____ Provided data

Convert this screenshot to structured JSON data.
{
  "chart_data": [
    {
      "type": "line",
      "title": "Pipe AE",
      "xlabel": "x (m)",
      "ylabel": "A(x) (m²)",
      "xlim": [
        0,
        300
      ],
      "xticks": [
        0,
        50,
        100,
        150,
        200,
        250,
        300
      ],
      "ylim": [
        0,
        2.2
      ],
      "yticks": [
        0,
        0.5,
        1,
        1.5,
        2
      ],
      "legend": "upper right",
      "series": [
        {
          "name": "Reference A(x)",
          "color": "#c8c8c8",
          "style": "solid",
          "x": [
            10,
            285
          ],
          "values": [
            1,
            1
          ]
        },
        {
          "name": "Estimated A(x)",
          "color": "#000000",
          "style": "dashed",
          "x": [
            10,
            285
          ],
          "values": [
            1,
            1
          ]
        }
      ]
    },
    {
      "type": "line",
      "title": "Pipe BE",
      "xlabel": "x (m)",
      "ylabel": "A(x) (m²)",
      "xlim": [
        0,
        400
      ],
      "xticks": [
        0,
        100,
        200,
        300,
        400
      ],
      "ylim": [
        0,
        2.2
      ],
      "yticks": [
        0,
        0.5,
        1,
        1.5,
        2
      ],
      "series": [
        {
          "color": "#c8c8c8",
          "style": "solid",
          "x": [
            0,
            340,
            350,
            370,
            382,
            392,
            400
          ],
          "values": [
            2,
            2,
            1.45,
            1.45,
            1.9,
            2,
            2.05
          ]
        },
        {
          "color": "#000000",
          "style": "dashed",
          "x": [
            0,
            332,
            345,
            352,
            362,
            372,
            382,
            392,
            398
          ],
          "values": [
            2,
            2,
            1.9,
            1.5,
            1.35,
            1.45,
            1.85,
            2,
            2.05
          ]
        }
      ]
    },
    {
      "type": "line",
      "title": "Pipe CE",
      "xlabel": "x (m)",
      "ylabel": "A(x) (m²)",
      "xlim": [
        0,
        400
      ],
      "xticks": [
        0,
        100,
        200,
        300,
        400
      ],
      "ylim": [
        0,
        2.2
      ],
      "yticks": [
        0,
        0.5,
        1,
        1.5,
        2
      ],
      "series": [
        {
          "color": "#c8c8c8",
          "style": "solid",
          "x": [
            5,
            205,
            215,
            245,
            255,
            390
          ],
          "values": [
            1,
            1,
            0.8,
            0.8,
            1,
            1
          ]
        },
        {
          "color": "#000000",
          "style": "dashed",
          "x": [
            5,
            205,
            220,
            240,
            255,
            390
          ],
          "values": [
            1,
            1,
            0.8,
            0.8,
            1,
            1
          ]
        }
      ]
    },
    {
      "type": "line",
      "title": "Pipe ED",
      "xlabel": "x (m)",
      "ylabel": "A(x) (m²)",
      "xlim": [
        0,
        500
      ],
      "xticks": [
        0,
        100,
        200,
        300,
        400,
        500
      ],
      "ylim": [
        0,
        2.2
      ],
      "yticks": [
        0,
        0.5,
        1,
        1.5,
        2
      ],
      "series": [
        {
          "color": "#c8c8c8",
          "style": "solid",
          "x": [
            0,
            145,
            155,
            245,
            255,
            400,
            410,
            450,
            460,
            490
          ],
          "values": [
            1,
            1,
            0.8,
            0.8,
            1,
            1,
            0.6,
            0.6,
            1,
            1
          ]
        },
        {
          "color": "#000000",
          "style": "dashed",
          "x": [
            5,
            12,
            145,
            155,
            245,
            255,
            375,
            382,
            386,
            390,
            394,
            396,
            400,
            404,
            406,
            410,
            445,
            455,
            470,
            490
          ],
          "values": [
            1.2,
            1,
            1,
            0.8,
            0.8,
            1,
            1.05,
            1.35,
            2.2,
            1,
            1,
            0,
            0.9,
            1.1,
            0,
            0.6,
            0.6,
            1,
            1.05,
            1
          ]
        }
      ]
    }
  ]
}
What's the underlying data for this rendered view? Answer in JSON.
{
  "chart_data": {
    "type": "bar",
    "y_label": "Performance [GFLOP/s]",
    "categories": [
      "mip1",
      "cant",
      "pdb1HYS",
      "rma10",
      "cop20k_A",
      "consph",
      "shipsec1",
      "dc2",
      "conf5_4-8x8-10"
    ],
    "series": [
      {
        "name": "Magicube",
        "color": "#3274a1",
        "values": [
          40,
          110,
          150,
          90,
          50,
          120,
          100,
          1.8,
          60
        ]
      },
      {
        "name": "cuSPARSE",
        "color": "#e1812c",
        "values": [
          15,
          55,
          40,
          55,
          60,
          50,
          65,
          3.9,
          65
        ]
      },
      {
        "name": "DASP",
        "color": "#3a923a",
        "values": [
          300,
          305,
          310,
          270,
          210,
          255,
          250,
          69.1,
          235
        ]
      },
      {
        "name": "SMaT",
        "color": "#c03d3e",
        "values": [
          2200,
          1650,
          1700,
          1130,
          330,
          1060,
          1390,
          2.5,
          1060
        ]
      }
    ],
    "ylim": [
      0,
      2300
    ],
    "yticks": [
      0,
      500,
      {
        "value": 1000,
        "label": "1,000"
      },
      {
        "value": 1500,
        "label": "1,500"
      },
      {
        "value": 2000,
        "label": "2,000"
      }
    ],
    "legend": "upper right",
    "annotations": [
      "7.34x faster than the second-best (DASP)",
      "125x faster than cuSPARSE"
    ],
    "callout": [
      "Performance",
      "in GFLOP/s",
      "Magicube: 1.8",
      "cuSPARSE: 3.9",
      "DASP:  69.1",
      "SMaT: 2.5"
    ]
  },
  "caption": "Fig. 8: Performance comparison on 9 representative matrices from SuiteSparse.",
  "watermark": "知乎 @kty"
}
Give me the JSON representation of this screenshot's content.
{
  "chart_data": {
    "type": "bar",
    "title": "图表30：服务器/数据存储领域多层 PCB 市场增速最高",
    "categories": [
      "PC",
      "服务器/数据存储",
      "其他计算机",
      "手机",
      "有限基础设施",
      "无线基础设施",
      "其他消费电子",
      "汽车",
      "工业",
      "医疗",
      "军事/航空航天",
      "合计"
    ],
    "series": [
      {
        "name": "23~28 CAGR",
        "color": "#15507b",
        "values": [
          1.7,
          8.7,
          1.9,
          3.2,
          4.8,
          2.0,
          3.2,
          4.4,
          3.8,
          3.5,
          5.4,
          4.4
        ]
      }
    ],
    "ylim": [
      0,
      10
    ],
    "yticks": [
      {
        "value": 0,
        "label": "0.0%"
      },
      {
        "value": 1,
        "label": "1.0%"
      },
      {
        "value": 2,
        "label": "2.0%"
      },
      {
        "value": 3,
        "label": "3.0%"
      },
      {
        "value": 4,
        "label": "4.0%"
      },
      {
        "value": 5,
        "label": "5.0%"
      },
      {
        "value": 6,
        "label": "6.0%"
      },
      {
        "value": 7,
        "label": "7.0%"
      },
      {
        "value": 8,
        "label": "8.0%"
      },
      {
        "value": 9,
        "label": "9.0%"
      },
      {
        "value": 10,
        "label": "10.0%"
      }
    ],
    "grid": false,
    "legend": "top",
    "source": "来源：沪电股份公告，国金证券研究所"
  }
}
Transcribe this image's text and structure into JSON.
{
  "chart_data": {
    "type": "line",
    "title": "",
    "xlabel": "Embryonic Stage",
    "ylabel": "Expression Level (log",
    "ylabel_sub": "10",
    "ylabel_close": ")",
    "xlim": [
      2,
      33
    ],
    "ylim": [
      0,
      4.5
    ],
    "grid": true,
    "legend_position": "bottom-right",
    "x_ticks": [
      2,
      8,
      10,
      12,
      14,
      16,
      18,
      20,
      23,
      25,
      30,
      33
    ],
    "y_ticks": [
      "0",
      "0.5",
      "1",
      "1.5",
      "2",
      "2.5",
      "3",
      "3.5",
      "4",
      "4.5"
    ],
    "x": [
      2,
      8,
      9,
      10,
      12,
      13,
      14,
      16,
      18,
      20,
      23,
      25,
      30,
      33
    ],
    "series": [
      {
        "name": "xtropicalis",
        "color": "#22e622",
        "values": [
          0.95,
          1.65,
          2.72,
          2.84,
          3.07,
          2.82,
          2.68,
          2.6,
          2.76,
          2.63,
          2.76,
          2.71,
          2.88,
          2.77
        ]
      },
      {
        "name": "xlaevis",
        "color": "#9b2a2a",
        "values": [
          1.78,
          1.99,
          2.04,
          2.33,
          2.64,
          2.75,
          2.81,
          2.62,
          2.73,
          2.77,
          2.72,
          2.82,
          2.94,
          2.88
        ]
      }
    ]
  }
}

________

#### Task brief
In the records above, locate every line with the string "than" and copy it.

#### Full solution
      "7.34x faster than the second-best (DASP)",
      "125x faster than cuSPARSE"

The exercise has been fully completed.